## [Exercise prompt]
Repeat the whole listing below, word for word.

(Rows from a dataset)
┄┄┄┄┄┄

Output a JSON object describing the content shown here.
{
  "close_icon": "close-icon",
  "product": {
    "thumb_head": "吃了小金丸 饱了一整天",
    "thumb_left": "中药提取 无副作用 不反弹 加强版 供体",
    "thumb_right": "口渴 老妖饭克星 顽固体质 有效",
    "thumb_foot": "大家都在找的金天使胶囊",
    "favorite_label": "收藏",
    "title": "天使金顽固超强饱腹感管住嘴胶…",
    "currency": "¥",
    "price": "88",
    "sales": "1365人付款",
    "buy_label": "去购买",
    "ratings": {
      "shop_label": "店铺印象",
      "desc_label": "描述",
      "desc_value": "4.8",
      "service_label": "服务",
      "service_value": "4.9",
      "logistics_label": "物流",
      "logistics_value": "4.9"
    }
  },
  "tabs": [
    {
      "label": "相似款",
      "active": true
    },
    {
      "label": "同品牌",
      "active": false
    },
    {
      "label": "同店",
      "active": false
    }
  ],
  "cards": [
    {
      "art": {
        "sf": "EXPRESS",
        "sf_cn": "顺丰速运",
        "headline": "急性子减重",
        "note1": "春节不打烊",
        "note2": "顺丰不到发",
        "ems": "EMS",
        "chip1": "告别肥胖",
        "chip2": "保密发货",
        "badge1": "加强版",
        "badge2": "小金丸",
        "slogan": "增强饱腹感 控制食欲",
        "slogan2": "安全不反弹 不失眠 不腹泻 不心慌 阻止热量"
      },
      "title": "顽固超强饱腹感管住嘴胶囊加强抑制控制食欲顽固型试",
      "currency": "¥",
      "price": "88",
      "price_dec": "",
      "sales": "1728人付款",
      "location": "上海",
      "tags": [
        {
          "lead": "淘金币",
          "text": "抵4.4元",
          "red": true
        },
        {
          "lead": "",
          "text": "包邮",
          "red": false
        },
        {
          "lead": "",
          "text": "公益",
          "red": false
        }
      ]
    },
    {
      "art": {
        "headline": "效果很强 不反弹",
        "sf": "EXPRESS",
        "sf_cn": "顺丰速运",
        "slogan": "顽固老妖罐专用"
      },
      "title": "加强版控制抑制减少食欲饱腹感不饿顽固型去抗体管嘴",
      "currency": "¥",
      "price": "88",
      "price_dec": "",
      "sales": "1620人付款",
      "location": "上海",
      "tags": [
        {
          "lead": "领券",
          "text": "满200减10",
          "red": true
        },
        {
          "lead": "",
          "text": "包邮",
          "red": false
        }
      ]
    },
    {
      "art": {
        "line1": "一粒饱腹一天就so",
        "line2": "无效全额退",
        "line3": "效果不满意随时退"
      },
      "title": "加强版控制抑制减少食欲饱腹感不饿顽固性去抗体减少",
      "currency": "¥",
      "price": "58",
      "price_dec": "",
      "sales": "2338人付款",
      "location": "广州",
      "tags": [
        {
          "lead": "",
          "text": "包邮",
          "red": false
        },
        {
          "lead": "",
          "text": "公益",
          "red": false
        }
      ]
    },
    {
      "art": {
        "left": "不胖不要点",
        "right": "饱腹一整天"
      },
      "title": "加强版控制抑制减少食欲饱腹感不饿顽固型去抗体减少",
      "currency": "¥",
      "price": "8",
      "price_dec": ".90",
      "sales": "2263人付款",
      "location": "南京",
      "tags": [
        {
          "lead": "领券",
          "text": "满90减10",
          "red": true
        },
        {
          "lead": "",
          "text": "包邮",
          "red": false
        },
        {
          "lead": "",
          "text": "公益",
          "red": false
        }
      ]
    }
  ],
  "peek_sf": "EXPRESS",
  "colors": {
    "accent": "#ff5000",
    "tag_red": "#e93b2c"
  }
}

┄┄┄┄┄┄

## [Answer for the task]
Output a JSON object describing the content shown here.
{
  "close_icon": "close-icon",
  "product": {
    "thumb_head": "吃了小金丸 饱了一整天",
    "thumb_left": "中药提取 无副作用 不反弹 加强版 供体",
    "thumb_right": "口渴 老妖饭克星 顽固体质 有效",
    "thumb_foot": "大家都在找的金天使胶囊",
    "favorite_label": "收藏",
    "title": "天使金顽固超强饱腹感管住嘴胶…",
    "currency": "¥",
    "price": "88",
    "sales": "1365人付款",
    "buy_label": "去购买",
    "ratings": {
      "shop_label": "店铺印象",
      "desc_label": "描述",
      "desc_value": "4.8",
      "service_label": "服务",
      "service_value": "4.9",
      "logistics_label": "物流",
      "logistics_value": "4.9"
    }
  },
  "tabs": [
    {
      "label": "相似款",
      "active": true
    },
    {
      "label": "同品牌",
      "active": false
    },
    {
      "label": "同店",
      "active": false
    }
  ],
  "cards": [
    {
      "art": {
        "sf": "EXPRESS",
        "sf_cn": "顺丰速运",
        "headline": "急性子减重",
        "note1": "春节不打烊",
        "note2": "顺丰不到发",
        "ems": "EMS",
        "chip1": "告别肥胖",
        "chip2": "保密发货",
        "badge1": "加强版",
        "badge2": "小金丸",
        "slogan": "增强饱腹感 控制食欲",
        "slogan2": "安全不反弹 不失眠 不腹泻 不心慌 阻止热量"
      },
      "title": "顽固超强饱腹感管住嘴胶囊加强抑制控制食欲顽固型试",
      "currency": "¥",
      "price": "88",
      "price_dec": "",
      "sales": "1728人付款",
      "location": "上海",
      "tags": [
        {
          "lead": "淘金币",
          "text": "抵4.4元",
          "red": true
        },
        {
          "lead": "",
          "text": "包邮",
          "red": false
        },
        {
          "lead": "",
          "text": "公益",
          "red": false
        }
      ]
    },
    {
      "art": {
        "headline": "效果很强 不反弹",
        "sf": "EXPRESS",
        "sf_cn": "顺丰速运",
        "slogan": "顽固老妖罐专用"
      },
      "title": "加强版控制抑制减少食欲饱腹感不饿顽固型去抗体管嘴",
      "currency": "¥",
      "price": "88",
      "price_dec": "",
      "sales": "1620人付款",
      "location": "上海",
      "tags": [
        {
          "lead": "领券",
          "text": "满200减10",
          "red": true
        },
        {
          "lead": "",
          "text": "包邮",
          "red": false
        }
      ]
    },
    {
      "art": {
        "line1": "一粒饱腹一天就so",
        "line2": "无效全额退",
        "line3": "效果不满意随时退"
      },
      "title": "加强版控制抑制减少食欲饱腹感不饿顽固性去抗体减少",
      "currency": "¥",
      "price": "58",
      "price_dec": "",
      "sales": "2338人付款",
      "location": "广州",
      "tags": [
        {
          "lead": "",
          "text": "包邮",
          "red": false
        },
        {
          "lead": "",
          "text": "公益",
          "red": false
        }
      ]
    },
    {
      "art": {
        "left": "不胖不要点",
        "right": "饱腹一整天"
      },
      "title": "加强版控制抑制减少食欲饱腹感不饿顽固型去抗体减少",
      "currency": "¥",
      "price": "8",
      "price_dec": ".90",
      "sales": "2263人付款",
      "location": "南京",
      "tags": [
        {
          "lead": "领券",
          "text": "满90减10",
          "red": true
        },
        {
          "lead": "",
          "text": "包邮",
          "red": false
        },
        {
          "lead": "",
          "text": "公益",
          "red": false
        }
      ]
    }
  ],
  "peek_sf": "EXPRESS",
  "colors": {
    "accent": "#ff5000",
    "tag_red": "#e93b2c"
  }
}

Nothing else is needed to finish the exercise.